- _Objective_:
State the number of lines below in which the word "panel" appears. Nothing else belongs in the answer.

- _Stored rows_:
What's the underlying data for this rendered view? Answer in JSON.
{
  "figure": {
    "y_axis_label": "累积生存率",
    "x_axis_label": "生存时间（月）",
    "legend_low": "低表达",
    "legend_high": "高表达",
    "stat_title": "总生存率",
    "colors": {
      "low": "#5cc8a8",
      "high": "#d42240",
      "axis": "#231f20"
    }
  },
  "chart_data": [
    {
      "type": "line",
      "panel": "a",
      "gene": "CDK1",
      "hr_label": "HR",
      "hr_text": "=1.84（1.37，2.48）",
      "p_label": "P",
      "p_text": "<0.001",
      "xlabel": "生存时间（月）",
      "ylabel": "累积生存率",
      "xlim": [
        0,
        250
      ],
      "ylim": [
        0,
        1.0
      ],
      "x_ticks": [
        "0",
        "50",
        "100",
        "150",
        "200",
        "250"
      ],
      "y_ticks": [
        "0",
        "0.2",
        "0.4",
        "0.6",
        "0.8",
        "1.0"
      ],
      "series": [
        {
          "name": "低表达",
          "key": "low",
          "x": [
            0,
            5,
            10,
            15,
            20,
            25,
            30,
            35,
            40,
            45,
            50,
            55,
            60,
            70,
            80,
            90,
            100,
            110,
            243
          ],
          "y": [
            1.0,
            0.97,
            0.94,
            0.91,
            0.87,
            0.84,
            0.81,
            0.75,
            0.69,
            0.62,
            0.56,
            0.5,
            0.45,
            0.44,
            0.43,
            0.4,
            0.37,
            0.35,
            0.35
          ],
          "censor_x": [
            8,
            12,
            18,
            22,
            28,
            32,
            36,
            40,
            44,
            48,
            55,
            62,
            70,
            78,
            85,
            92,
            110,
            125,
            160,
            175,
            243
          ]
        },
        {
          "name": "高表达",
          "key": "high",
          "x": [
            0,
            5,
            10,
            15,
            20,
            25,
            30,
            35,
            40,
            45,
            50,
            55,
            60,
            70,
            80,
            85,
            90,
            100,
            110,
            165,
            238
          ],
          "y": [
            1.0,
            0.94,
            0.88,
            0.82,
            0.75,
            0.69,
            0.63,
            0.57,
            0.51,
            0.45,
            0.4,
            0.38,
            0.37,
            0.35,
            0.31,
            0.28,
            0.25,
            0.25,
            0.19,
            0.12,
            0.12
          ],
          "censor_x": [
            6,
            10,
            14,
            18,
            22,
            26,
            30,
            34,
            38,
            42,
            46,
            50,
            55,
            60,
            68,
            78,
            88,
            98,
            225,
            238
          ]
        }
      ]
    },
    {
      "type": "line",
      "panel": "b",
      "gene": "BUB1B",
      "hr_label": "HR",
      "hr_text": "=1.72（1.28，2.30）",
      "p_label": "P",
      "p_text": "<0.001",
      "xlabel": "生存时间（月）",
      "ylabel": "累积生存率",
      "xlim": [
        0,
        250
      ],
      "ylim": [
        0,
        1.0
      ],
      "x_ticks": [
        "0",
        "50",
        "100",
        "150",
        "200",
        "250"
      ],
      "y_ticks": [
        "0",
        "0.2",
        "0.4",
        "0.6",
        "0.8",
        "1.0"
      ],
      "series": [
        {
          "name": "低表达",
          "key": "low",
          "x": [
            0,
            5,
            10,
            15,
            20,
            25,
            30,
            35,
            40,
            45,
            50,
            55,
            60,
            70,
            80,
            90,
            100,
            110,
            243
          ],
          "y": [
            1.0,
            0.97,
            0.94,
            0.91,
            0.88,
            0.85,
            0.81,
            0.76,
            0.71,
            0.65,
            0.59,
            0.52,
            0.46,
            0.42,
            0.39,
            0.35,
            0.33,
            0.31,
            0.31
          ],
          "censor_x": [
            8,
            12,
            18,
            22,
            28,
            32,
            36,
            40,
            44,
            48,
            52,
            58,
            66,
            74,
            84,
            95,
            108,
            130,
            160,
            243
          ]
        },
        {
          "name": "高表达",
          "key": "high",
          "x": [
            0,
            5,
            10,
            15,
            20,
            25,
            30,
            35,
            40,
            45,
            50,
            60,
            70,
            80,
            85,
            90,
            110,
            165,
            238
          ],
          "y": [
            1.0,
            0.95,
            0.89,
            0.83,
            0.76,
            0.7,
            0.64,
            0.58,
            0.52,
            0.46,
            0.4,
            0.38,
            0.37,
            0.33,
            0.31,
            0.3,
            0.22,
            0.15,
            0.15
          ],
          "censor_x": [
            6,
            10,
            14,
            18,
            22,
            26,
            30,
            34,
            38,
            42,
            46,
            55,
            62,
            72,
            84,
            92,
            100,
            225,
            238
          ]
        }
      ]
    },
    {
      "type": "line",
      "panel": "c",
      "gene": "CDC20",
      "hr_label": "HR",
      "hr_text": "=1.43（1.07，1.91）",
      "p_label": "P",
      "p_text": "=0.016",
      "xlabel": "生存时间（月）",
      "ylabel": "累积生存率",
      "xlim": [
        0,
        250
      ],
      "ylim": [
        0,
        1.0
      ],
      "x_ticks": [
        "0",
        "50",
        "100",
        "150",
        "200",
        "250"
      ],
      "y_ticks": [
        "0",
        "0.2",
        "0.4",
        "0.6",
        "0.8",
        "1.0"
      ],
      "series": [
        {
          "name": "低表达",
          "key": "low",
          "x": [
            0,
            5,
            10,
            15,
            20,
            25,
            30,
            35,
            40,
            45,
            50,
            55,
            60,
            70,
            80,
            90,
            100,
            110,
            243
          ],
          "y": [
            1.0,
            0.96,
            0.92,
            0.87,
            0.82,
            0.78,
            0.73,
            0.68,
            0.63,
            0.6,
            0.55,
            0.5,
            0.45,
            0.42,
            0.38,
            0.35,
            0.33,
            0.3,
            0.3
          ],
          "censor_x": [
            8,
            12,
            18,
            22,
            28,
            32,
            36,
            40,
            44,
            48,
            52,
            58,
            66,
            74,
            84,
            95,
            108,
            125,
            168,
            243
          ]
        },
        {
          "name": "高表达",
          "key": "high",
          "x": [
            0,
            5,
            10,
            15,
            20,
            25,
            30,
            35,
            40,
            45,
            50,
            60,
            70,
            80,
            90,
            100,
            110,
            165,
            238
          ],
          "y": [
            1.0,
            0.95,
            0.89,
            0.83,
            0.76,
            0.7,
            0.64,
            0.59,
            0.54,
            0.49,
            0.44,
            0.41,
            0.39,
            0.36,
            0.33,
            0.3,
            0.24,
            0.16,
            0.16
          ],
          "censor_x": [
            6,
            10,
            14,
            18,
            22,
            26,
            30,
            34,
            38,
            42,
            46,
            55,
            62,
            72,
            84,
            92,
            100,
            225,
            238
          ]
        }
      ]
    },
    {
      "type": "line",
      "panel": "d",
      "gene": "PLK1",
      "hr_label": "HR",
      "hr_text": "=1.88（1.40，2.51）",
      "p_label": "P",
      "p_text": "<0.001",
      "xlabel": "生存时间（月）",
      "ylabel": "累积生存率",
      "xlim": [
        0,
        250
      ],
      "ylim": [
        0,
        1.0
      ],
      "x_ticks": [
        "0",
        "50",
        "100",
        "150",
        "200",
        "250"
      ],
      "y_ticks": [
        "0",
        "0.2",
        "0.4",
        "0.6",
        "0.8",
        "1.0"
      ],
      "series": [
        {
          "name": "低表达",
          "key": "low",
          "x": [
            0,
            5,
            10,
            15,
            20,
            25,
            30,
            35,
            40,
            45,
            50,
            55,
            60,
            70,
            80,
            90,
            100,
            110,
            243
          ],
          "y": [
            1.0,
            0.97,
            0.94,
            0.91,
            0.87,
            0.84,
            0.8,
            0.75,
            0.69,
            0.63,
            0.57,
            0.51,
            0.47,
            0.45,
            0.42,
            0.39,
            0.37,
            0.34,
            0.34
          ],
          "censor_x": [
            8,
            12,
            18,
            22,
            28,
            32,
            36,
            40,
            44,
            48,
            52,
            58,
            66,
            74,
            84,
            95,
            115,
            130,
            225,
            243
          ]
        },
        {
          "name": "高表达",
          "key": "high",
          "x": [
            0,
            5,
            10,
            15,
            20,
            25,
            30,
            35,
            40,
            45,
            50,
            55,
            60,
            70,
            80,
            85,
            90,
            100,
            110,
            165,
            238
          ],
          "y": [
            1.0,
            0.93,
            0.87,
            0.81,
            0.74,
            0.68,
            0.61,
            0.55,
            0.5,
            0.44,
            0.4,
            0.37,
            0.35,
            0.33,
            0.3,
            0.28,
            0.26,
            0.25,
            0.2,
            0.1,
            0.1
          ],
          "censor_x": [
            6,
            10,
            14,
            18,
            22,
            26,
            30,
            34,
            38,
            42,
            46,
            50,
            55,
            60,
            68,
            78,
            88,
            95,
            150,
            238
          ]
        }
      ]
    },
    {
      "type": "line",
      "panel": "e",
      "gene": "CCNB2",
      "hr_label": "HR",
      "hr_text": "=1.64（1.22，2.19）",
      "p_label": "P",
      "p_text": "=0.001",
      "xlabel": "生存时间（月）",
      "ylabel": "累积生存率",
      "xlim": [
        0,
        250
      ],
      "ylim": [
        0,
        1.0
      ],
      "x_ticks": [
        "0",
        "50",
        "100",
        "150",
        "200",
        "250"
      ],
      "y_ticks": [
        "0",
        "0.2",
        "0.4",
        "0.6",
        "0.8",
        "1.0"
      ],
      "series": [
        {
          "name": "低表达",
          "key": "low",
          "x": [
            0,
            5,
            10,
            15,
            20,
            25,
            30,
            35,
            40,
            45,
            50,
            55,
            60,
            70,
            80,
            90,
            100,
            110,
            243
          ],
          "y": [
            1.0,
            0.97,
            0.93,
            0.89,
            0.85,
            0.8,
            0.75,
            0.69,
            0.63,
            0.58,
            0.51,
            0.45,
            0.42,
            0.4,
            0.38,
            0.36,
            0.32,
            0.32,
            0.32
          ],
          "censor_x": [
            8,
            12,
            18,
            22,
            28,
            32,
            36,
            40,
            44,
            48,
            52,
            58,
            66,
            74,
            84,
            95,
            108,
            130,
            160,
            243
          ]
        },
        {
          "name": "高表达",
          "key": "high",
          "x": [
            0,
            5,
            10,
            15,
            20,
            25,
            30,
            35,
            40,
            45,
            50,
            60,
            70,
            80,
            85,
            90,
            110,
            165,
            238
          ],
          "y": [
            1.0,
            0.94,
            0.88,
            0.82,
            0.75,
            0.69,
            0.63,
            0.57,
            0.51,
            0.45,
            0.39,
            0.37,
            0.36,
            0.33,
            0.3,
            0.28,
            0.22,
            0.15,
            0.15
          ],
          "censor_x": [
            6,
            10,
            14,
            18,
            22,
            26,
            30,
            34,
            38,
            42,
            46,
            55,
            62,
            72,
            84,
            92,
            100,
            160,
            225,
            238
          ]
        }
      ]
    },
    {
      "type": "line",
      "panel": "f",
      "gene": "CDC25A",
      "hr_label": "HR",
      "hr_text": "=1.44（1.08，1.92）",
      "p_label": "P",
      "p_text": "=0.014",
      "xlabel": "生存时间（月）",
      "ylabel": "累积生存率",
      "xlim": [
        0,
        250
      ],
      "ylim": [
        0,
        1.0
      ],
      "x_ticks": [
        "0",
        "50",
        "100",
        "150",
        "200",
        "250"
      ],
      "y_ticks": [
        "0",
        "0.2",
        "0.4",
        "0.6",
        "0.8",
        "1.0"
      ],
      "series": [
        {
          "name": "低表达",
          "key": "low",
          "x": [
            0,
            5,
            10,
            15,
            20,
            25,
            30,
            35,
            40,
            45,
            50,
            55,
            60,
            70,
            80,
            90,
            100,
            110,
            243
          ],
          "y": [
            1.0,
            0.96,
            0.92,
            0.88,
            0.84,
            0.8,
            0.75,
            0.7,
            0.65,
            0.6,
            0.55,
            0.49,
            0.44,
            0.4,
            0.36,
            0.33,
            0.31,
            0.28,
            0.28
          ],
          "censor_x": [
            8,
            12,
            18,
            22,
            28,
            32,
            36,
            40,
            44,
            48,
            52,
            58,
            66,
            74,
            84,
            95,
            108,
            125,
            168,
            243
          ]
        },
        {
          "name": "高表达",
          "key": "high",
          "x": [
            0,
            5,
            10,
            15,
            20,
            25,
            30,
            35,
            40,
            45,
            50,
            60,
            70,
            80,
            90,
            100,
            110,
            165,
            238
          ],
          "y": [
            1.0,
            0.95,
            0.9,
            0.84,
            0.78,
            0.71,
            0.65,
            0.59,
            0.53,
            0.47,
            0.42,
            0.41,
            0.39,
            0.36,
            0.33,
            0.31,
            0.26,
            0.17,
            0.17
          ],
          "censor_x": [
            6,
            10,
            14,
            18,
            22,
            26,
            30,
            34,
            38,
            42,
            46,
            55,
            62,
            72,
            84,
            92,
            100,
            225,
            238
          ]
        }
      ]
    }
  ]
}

- _Answer to this exercise_:
6